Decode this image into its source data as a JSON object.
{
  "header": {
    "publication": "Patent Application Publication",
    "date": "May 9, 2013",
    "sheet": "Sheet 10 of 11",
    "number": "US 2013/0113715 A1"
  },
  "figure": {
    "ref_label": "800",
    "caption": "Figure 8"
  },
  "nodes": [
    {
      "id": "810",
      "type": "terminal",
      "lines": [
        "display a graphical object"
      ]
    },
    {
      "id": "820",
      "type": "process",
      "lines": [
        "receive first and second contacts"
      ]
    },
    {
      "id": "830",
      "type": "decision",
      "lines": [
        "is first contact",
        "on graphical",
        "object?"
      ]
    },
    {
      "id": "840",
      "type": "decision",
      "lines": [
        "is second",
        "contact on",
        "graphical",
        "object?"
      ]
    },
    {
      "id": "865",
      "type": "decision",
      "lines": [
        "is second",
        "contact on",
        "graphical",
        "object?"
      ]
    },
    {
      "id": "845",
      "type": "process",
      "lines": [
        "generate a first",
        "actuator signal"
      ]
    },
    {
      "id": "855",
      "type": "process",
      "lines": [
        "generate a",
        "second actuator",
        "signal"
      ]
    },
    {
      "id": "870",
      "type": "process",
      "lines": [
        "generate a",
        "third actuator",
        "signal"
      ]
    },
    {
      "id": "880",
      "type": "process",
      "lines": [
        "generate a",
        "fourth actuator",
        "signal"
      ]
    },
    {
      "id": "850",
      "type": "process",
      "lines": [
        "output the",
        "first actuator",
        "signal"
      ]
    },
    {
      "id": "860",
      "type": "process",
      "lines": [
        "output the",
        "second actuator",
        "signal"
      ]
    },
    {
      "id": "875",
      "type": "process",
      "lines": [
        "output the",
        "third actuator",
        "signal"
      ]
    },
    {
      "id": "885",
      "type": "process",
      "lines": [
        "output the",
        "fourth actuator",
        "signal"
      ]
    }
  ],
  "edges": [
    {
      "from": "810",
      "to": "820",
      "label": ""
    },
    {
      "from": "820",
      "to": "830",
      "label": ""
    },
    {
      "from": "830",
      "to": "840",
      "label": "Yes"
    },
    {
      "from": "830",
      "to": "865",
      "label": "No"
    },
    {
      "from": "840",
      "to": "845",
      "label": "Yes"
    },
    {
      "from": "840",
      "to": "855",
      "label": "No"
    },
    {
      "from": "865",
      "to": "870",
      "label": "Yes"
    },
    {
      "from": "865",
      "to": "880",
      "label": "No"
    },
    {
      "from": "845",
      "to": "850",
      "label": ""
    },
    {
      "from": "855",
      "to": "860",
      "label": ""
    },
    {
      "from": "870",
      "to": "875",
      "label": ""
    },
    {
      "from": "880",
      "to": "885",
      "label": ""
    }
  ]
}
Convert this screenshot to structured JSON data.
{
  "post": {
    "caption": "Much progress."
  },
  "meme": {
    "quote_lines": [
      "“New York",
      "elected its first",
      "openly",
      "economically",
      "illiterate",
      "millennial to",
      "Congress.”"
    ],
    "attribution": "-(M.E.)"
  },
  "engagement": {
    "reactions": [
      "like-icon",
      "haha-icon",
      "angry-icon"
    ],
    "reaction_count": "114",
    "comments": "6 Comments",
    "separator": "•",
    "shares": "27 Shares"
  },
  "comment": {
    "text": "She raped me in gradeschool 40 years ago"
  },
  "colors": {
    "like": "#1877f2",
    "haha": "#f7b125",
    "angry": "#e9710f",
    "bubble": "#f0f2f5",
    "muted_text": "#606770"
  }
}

Stated task -
Reproduce the lines word for word, starting at the one holding "Convert this screenshot" and ending at the final line of the material above.

Task answer -
Convert this screenshot to structured JSON data.
{
  "post": {
    "caption": "Much progress."
  },
  "meme": {
    "quote_lines": [
      "“New York",
      "elected its first",
      "openly",
      "economically",
      "illiterate",
      "millennial to",
      "Congress.”"
    ],
    "attribution": "-(M.E.)"
  },
  "engagement": {
    "reactions": [
      "like-icon",
      "haha-icon",
      "angry-icon"
    ],
    "reaction_count": "114",
    "comments": "6 Comments",
    "separator": "•",
    "shares": "27 Shares"
  },
  "comment": {
    "text": "She raped me in gradeschool 40 years ago"
  },
  "colors": {
    "like": "#1877f2",
    "haha": "#f7b125",
    "angry": "#e9710f",
    "bubble": "#f0f2f5",
    "muted_text": "#606770"
  }
}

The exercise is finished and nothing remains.